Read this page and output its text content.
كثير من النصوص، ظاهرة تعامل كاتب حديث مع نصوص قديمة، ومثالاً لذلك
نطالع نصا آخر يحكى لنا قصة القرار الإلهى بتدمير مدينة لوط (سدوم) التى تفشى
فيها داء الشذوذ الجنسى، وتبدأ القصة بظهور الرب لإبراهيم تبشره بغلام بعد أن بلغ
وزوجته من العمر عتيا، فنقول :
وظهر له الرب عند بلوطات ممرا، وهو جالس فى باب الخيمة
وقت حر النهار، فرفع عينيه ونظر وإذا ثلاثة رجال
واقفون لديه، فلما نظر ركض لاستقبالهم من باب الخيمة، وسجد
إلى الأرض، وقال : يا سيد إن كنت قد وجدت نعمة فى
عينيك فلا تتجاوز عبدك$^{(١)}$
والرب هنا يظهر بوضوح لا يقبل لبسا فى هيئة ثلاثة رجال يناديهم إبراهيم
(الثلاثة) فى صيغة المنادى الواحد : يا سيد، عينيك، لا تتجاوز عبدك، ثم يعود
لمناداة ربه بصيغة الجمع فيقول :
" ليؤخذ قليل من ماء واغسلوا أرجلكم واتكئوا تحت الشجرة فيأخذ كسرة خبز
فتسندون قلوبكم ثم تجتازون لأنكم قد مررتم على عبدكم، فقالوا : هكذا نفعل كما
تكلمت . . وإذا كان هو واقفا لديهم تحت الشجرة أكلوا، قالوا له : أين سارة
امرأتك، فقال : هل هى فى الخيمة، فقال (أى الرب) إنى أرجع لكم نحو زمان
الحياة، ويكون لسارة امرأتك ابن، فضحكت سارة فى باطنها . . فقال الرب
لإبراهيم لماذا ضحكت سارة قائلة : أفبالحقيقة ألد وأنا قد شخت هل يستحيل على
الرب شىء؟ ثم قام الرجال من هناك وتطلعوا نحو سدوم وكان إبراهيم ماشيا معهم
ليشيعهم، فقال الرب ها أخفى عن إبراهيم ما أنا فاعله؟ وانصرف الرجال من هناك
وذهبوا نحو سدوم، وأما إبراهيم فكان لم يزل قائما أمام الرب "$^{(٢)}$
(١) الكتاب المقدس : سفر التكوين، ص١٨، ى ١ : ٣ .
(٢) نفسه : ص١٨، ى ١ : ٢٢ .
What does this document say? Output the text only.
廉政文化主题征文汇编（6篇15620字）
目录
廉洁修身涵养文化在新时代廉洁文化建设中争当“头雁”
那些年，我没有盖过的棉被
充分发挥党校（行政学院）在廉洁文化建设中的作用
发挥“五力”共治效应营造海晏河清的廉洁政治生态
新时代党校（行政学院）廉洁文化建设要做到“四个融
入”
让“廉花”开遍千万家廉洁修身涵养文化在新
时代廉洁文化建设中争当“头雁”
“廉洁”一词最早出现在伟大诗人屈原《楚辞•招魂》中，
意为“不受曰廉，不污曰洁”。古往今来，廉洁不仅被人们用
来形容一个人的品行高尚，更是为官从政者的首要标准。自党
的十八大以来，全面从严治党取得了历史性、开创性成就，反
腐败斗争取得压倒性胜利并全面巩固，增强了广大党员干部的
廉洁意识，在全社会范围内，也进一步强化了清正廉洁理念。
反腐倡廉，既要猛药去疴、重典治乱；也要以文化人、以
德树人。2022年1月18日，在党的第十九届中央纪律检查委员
--------------------------------
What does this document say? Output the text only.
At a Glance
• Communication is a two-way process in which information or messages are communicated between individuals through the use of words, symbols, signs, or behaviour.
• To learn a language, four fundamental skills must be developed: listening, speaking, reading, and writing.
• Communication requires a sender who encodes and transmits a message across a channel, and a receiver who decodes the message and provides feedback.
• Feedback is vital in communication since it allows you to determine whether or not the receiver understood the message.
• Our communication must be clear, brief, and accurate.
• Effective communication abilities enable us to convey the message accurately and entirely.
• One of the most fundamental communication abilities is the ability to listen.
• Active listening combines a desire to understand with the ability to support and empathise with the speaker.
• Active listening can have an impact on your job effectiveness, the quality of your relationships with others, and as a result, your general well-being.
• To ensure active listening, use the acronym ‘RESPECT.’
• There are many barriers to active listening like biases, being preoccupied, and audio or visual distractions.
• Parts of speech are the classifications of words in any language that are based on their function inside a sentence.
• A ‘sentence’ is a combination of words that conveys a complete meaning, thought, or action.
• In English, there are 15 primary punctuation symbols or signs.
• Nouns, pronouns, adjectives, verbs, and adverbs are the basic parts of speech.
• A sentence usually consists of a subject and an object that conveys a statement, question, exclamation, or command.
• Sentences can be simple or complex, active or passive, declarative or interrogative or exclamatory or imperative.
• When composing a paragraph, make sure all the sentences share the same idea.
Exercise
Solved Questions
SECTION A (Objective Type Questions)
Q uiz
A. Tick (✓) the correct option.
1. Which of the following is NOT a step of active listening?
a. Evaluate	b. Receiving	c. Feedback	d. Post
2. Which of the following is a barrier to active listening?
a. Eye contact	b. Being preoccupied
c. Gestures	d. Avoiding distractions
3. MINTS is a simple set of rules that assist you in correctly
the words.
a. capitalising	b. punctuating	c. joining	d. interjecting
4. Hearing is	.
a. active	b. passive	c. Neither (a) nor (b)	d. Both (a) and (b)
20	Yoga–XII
--------------------------------
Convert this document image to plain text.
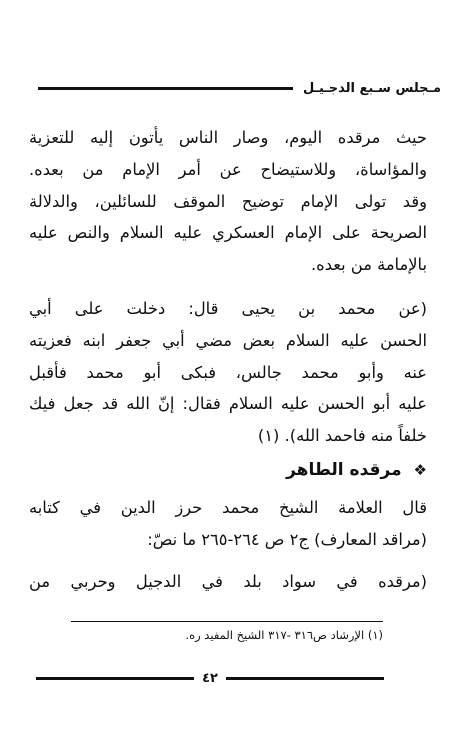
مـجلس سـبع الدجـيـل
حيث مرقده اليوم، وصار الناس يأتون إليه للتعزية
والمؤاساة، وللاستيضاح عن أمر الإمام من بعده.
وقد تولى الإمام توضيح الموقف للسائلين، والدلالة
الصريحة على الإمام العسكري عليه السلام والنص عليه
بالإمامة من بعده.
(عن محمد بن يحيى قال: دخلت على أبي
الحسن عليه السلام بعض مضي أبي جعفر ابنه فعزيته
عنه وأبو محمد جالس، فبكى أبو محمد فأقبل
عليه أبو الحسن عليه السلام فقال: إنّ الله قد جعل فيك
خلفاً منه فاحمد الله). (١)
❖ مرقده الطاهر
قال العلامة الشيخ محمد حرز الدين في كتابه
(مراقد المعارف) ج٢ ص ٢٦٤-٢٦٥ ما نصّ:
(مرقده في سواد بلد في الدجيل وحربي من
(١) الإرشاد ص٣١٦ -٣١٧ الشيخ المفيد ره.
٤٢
--------------------------------
Copy each line of the listing in which the word "following" can be found.

Exercise answer =>
1. Which of the following is NOT a step of active listening?
2. Which of the following is a barrier to active listening?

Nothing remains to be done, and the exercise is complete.